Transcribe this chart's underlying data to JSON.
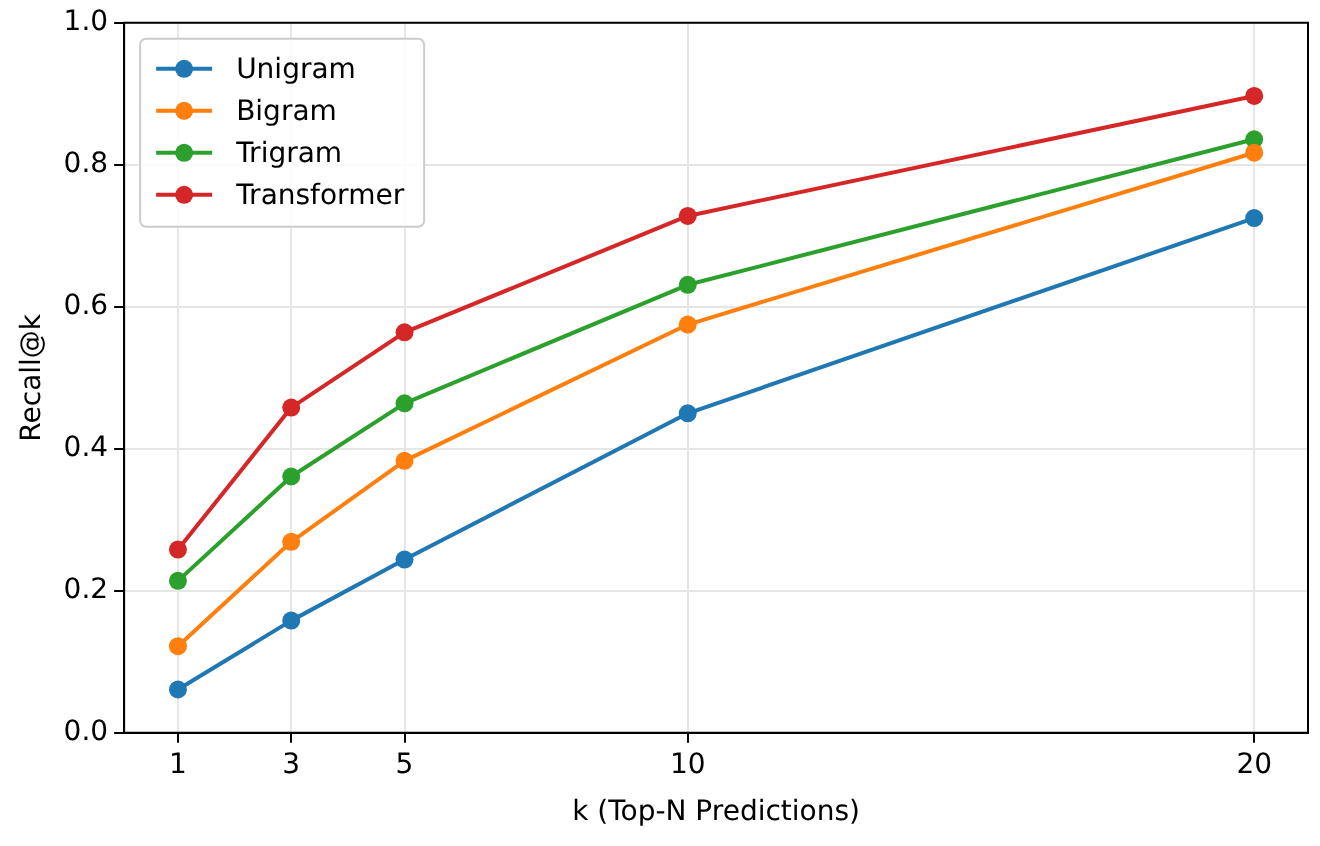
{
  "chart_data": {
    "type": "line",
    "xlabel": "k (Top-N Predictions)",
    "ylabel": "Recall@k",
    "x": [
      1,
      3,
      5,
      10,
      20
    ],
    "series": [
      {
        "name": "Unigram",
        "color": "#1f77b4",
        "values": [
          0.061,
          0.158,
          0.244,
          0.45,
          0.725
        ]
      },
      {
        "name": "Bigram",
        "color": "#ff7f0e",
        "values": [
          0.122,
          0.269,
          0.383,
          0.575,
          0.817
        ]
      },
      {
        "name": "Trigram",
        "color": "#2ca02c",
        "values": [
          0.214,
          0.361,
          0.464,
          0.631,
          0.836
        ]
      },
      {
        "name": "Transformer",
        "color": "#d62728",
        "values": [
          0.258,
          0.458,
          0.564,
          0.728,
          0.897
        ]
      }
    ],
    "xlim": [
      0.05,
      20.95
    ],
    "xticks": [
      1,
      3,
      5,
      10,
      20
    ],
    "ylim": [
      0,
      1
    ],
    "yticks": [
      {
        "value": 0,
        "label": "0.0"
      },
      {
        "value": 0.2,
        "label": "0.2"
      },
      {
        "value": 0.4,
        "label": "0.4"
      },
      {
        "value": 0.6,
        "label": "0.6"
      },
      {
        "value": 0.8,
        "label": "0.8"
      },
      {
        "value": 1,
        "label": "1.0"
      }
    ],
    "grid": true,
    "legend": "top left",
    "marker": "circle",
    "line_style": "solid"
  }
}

# [Exercise]
Your task is to return the entries above exactly, with no pictures.

# [Answer to this task]
Transcribe this chart's underlying data to JSON.
{
  "chart_data": {
    "type": "line",
    "xlabel": "k (Top-N Predictions)",
    "ylabel": "Recall@k",
    "x": [
      1,
      3,
      5,
      10,
      20
    ],
    "series": [
      {
        "name": "Unigram",
        "color": "#1f77b4",
        "values": [
          0.061,
          0.158,
          0.244,
          0.45,
          0.725
        ]
      },
      {
        "name": "Bigram",
        "color": "#ff7f0e",
        "values": [
          0.122,
          0.269,
          0.383,
          0.575,
          0.817
        ]
      },
      {
        "name": "Trigram",
        "color": "#2ca02c",
        "values": [
          0.214,
          0.361,
          0.464,
          0.631,
          0.836
        ]
      },
      {
        "name": "Transformer",
        "color": "#d62728",
        "values": [
          0.258,
          0.458,
          0.564,
          0.728,
          0.897
        ]
      }
    ],
    "xlim": [
      0.05,
      20.95
    ],
    "xticks": [
      1,
      3,
      5,
      10,
      20
    ],
    "ylim": [
      0,
      1
    ],
    "yticks": [
      {
        "value": 0,
        "label": "0.0"
      },
      {
        "value": 0.2,
        "label": "0.2"
      },
      {
        "value": 0.4,
        "label": "0.4"
      },
      {
        "value": 0.6,
        "label": "0.6"
      },
      {
        "value": 0.8,
        "label": "0.8"
      },
      {
        "value": 1,
        "label": "1.0"
      }
    ],
    "grid": true,
    "legend": "top left",
    "marker": "circle",
    "line_style": "solid"
  }
}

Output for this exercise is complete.